Start EXCERPTED DATA
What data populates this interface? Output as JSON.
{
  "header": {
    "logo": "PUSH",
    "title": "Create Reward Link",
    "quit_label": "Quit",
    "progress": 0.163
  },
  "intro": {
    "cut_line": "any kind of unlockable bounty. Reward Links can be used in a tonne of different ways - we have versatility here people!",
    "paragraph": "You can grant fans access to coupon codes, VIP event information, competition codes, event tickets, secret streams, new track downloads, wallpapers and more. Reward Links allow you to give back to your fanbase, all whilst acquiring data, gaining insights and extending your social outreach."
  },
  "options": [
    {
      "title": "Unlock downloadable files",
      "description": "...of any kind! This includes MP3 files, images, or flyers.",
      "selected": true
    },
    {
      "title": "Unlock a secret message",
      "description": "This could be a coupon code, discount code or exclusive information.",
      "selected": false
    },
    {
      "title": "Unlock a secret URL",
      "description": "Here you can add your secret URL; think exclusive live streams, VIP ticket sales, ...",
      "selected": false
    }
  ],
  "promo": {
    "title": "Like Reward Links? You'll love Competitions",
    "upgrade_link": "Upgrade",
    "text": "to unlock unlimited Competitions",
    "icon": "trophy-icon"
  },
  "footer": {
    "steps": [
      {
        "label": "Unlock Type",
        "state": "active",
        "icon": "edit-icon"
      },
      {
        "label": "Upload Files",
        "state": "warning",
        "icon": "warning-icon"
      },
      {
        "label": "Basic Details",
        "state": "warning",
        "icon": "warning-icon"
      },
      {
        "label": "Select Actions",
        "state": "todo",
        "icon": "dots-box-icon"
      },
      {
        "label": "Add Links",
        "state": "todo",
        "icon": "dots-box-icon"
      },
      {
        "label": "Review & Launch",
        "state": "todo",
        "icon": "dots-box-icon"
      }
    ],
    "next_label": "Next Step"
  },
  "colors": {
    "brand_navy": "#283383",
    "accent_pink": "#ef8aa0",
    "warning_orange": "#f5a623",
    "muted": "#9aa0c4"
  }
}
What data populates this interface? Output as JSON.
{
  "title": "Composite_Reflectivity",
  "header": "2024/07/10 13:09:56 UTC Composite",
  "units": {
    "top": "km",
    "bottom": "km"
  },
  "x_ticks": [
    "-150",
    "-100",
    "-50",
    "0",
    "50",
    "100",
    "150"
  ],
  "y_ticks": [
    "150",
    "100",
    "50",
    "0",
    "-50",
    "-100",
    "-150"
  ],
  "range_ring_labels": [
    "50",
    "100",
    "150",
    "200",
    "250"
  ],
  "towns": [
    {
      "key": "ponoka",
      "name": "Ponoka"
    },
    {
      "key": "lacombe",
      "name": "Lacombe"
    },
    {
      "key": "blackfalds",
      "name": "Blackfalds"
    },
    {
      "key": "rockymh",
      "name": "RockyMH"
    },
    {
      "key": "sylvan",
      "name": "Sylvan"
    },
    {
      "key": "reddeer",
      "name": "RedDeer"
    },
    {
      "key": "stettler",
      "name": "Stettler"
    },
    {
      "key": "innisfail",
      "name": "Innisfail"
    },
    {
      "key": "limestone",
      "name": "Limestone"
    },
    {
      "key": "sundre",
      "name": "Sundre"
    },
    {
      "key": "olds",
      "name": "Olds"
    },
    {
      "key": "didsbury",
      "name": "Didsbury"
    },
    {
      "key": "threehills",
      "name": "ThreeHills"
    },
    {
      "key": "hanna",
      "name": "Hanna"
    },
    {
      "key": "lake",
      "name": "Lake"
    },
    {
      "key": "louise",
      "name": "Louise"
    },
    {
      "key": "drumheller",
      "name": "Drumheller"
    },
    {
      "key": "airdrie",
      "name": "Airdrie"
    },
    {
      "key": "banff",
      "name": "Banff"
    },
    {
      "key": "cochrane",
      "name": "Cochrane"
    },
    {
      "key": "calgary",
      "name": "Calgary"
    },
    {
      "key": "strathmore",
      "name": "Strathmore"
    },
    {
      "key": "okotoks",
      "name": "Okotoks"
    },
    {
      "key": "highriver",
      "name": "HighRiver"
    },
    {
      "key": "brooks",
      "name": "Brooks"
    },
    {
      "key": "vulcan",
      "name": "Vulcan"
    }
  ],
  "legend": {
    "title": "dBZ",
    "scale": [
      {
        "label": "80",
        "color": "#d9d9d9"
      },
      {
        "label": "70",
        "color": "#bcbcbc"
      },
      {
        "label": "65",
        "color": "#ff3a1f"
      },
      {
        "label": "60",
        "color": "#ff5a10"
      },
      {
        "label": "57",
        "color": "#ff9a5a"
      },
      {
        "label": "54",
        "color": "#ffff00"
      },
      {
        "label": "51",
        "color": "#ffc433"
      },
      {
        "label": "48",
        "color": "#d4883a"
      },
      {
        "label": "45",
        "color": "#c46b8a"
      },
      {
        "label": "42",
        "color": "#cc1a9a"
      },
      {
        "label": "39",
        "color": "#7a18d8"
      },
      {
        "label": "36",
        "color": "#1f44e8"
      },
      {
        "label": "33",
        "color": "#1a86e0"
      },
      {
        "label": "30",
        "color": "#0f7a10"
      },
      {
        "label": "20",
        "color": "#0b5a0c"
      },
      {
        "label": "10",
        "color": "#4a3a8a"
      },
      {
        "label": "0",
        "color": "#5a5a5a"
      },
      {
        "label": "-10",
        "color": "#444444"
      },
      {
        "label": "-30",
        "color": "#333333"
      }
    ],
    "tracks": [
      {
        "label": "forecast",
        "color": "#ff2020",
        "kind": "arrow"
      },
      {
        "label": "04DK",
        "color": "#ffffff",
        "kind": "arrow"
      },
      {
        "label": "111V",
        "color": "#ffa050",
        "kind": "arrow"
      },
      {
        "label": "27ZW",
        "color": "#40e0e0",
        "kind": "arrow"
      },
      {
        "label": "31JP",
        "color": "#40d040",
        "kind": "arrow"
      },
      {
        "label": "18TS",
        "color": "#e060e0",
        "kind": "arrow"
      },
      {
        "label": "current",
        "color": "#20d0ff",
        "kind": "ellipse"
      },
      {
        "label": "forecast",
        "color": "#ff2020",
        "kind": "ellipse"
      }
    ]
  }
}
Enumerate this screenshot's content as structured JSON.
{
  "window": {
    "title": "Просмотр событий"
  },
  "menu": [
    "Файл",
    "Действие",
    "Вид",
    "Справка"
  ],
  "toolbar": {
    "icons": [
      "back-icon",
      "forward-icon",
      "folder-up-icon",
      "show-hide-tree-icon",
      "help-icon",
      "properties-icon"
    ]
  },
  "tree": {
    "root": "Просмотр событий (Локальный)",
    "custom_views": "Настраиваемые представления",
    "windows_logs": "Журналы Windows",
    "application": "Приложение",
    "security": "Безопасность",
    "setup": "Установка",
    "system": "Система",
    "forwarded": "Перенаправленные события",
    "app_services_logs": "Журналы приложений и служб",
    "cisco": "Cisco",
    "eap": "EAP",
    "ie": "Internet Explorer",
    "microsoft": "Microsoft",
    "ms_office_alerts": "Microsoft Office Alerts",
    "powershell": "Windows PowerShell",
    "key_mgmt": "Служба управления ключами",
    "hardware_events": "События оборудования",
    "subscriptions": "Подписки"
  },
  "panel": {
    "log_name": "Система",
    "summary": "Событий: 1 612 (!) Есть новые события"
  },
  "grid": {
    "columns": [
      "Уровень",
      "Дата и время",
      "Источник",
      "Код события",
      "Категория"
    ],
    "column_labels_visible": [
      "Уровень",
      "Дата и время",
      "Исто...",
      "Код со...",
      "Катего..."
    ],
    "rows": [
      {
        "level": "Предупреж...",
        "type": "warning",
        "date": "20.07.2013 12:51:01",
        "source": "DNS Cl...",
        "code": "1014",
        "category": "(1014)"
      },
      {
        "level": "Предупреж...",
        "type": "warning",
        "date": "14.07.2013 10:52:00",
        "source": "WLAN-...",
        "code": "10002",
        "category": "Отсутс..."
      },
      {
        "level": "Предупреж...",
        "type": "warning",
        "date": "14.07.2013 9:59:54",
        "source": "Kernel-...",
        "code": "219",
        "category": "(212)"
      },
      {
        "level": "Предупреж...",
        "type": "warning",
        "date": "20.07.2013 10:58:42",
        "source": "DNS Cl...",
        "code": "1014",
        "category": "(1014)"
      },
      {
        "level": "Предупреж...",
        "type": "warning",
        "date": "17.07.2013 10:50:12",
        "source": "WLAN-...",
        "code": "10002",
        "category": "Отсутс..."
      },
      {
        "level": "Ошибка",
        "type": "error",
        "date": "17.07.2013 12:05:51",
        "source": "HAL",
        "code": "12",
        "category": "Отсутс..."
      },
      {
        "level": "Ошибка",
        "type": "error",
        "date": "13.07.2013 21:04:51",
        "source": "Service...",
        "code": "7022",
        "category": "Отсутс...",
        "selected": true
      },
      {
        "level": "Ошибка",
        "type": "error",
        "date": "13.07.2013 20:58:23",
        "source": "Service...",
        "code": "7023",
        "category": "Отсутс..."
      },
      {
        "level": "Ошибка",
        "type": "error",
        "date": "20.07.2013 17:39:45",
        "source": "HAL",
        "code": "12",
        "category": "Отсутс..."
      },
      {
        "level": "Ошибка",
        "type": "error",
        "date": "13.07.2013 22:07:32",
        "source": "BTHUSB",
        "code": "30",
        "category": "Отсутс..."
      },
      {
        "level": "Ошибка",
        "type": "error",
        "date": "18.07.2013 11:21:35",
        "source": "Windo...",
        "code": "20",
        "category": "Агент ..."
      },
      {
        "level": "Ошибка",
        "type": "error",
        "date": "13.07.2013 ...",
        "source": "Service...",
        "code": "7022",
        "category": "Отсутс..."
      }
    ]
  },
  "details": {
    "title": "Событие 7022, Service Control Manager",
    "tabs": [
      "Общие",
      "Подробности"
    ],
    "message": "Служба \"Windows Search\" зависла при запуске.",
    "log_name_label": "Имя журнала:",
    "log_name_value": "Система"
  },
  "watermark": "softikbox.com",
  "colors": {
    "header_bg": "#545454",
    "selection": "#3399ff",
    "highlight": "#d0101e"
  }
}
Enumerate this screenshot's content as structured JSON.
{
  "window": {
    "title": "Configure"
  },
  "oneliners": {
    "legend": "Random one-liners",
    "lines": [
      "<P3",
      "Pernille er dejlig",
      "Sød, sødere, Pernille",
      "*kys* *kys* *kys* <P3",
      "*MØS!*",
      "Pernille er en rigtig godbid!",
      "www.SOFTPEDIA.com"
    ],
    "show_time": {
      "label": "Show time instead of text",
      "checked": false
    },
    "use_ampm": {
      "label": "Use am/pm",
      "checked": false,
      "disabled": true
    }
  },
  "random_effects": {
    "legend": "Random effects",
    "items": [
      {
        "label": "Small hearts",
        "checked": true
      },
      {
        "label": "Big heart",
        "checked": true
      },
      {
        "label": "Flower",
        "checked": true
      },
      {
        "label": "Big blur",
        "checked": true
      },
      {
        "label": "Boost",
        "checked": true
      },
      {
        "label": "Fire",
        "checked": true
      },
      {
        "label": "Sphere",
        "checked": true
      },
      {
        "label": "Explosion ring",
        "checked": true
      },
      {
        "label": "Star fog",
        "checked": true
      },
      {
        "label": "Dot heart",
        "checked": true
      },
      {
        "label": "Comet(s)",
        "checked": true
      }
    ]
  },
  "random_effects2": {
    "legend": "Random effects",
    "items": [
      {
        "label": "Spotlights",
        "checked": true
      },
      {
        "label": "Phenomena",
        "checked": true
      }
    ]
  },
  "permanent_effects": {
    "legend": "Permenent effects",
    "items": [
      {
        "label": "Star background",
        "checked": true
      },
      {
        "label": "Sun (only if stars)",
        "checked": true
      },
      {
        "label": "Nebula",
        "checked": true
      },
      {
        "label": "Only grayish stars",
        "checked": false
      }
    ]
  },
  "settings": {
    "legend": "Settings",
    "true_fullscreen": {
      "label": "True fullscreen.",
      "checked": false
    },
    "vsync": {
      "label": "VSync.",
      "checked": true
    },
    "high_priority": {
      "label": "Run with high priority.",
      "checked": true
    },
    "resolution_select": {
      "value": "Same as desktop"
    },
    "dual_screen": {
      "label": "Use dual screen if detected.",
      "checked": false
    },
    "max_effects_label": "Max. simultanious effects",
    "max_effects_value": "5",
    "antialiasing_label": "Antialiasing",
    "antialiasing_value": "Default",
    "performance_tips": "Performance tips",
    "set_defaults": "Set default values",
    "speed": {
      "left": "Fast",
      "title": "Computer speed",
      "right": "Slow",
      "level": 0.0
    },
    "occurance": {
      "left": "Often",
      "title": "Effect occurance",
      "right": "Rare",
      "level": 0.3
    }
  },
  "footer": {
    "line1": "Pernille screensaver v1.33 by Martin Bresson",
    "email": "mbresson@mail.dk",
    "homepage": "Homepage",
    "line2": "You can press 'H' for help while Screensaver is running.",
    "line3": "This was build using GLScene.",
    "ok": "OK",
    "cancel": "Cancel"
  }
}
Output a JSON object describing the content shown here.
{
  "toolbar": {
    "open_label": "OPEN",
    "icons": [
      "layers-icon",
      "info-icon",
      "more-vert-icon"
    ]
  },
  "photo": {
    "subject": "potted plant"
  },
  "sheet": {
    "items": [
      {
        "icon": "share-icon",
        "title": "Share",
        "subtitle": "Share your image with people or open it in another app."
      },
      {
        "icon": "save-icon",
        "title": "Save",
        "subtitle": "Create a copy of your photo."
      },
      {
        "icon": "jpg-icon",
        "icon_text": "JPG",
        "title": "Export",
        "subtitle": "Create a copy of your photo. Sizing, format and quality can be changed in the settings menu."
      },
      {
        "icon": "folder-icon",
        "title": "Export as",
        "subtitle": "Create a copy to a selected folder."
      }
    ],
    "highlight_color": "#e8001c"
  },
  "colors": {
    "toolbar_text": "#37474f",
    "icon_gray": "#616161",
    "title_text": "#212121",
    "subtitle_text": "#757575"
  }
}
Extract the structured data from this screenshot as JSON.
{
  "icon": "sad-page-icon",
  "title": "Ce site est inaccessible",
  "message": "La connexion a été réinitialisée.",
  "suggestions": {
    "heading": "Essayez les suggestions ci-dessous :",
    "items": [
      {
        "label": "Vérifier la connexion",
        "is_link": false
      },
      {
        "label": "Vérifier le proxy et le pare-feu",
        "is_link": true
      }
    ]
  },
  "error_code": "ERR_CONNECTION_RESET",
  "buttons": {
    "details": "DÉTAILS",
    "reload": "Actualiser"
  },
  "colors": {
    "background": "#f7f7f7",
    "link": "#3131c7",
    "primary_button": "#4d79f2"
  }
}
End EXCERPTED DATA
### TASK REQUIREMENTS
Return exactly the lines of the data, and only those, from the line with "Extract the structured" through the last line, inclusive.

### SOLUTION TO THE PROBLEM
Extract the structured data from this screenshot as JSON.
{
  "icon": "sad-page-icon",
  "title": "Ce site est inaccessible",
  "message": "La connexion a été réinitialisée.",
  "suggestions": {
    "heading": "Essayez les suggestions ci-dessous :",
    "items": [
      {
        "label": "Vérifier la connexion",
        "is_link": false
      },
      {
        "label": "Vérifier le proxy et le pare-feu",
        "is_link": true
      }
    ]
  },
  "error_code": "ERR_CONNECTION_RESET",
  "buttons": {
    "details": "DÉTAILS",
    "reload": "Actualiser"
  },
  "colors": {
    "background": "#f7f7f7",
    "link": "#3131c7",
    "primary_button": "#4d79f2"
  }
}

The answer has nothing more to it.